Extracted data entries>

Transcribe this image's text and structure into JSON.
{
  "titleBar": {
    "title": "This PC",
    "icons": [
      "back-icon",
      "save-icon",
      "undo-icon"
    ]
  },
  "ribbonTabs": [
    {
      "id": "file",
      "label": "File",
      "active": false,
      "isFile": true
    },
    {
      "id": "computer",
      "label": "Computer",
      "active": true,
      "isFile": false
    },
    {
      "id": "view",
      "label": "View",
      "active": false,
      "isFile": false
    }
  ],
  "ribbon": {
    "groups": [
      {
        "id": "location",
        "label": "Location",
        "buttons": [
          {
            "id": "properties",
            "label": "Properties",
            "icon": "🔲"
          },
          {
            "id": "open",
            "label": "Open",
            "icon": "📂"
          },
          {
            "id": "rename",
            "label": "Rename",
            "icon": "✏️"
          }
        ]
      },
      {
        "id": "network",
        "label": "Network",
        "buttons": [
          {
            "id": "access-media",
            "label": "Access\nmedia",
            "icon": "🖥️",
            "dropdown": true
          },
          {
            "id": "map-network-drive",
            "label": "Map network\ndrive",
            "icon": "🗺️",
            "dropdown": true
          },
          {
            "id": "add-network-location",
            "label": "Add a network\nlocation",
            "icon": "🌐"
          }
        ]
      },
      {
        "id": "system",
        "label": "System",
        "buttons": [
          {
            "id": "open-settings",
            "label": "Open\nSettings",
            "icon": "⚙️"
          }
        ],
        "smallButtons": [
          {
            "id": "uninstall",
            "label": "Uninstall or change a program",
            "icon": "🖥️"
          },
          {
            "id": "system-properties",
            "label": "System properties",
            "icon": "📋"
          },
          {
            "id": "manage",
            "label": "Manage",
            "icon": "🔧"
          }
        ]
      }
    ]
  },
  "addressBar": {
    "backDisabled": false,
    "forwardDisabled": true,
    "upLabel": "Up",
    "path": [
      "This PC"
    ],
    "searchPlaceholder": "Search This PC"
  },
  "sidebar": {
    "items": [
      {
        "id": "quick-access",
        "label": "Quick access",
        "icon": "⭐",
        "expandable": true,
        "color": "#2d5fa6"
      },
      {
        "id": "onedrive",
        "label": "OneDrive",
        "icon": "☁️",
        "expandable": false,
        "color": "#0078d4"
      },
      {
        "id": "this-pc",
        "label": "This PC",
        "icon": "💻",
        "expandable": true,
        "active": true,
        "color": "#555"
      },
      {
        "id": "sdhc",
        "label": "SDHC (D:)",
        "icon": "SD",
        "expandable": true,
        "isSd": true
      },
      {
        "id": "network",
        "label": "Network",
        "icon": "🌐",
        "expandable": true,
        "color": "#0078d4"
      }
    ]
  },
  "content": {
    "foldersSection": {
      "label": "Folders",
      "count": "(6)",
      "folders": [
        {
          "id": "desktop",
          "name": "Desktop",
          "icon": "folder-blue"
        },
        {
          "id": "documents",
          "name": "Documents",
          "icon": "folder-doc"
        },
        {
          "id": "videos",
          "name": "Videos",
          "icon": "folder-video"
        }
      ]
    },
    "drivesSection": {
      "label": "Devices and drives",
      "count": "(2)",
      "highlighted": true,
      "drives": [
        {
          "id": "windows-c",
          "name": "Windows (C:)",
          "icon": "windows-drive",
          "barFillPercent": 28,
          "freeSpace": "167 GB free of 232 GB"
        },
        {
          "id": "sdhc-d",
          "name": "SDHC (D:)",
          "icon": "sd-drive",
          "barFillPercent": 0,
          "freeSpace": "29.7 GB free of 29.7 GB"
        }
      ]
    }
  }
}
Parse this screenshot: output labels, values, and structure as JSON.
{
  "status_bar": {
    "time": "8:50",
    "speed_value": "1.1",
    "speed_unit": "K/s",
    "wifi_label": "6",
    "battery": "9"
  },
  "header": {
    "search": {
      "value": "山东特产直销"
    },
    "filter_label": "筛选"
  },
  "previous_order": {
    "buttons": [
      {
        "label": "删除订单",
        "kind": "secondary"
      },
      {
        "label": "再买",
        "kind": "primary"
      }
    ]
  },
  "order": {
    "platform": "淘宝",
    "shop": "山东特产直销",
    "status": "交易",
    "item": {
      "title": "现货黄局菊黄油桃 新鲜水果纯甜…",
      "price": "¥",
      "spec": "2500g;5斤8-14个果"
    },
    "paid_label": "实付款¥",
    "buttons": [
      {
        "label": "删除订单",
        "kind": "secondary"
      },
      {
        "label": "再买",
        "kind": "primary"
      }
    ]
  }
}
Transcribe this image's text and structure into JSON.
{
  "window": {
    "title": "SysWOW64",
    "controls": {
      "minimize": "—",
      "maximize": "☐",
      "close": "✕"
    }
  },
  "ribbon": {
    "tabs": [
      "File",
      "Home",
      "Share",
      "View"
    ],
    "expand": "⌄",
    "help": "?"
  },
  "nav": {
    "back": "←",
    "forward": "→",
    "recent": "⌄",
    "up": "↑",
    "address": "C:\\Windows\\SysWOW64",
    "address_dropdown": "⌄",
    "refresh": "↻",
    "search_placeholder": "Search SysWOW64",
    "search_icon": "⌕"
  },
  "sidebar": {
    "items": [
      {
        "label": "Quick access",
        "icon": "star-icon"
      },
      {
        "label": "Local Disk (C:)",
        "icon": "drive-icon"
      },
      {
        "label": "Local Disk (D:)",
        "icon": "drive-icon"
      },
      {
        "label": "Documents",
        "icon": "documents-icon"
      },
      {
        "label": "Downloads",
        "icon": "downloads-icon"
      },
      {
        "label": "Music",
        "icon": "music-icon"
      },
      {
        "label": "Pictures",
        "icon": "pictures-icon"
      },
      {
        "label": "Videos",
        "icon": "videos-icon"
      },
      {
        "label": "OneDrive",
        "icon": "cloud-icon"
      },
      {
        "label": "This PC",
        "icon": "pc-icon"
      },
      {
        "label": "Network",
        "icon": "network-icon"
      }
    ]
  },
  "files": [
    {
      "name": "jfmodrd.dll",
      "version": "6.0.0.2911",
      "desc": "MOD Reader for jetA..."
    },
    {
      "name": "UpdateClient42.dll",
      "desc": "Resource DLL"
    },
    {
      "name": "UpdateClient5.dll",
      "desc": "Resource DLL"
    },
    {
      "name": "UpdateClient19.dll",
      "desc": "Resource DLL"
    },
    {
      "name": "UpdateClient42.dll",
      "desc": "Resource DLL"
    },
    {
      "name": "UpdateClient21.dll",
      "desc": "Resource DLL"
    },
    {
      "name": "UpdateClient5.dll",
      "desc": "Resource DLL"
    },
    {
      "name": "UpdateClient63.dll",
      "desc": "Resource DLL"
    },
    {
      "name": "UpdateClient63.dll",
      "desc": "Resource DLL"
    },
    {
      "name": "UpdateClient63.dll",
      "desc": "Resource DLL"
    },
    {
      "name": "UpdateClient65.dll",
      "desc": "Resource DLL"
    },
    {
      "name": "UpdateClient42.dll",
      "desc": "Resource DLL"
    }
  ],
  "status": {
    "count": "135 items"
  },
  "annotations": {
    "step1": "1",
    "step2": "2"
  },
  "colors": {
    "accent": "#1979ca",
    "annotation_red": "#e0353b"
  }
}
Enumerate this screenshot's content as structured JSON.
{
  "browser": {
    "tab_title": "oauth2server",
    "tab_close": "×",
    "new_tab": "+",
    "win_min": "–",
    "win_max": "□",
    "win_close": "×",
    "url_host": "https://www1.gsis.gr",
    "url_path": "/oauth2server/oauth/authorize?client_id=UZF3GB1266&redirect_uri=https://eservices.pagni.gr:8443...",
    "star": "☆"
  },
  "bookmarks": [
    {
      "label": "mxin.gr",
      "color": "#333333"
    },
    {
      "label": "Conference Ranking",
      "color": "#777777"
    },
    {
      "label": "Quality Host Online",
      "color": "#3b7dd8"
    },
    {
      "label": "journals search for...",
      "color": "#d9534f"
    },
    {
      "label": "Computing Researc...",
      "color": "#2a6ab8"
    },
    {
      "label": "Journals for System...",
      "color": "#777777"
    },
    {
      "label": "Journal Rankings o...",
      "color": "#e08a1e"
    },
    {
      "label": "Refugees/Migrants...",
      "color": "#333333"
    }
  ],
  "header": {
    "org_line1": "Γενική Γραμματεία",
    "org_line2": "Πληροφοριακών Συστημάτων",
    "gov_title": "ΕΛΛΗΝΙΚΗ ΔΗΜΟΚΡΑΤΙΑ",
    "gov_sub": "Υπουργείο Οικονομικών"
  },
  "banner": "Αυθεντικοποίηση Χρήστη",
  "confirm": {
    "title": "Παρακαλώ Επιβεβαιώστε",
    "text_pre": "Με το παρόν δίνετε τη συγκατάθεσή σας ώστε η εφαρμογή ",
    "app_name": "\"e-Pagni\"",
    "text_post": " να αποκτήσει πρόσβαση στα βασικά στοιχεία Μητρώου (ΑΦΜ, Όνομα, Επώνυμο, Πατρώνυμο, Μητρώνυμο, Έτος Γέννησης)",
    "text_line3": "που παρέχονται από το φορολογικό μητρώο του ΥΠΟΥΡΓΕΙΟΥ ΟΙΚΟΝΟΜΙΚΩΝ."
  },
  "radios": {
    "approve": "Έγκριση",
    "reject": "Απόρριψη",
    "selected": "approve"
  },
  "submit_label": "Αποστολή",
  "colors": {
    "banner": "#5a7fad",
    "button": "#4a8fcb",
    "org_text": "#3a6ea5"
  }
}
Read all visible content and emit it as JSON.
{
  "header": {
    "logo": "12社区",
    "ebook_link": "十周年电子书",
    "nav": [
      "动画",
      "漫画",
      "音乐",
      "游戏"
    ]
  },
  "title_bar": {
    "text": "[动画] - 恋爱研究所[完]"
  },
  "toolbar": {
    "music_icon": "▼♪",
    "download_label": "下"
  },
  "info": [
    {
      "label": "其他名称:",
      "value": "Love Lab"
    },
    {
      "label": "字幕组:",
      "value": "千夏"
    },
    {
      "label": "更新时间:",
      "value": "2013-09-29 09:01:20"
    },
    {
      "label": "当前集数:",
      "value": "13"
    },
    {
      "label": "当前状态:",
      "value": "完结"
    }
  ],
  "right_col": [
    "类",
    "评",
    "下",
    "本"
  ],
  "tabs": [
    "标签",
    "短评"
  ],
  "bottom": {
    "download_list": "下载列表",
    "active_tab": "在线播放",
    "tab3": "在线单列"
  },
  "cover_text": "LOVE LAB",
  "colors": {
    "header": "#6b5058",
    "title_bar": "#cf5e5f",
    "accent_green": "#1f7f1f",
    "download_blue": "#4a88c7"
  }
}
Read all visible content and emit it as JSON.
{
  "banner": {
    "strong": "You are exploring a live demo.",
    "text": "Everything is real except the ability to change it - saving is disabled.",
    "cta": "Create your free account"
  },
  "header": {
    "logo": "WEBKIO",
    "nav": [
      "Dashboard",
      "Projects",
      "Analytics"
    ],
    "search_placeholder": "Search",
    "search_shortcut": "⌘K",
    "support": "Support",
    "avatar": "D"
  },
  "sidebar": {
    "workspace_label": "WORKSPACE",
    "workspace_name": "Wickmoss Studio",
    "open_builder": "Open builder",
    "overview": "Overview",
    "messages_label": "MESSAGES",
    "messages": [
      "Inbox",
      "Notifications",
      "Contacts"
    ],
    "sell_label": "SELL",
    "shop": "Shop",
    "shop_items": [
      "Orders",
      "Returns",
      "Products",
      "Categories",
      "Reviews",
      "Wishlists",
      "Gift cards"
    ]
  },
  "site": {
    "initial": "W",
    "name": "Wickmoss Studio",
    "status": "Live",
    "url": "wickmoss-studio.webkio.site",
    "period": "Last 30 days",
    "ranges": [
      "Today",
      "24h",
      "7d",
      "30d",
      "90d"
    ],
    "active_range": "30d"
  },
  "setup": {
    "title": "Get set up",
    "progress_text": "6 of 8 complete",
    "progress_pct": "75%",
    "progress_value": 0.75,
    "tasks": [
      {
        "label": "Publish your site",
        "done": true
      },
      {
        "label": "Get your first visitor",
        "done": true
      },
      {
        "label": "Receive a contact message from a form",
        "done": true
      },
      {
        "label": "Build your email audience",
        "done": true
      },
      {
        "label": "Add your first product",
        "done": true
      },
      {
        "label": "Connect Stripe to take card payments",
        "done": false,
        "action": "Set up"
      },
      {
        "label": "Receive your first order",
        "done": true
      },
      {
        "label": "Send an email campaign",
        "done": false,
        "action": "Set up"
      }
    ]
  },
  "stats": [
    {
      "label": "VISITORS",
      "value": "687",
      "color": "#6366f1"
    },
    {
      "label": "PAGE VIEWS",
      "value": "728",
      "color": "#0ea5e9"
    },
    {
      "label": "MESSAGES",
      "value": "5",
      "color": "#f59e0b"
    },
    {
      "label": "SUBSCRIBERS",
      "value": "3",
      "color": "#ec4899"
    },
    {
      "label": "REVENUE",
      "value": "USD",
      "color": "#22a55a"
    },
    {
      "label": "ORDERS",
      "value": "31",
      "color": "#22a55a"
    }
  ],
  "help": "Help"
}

What you need to do> Copy, from the material, each line that holds the string "screenshot".

Correct response>
Parse this screenshot: output labels, values, and structure as JSON.
Enumerate this screenshot's content as structured JSON.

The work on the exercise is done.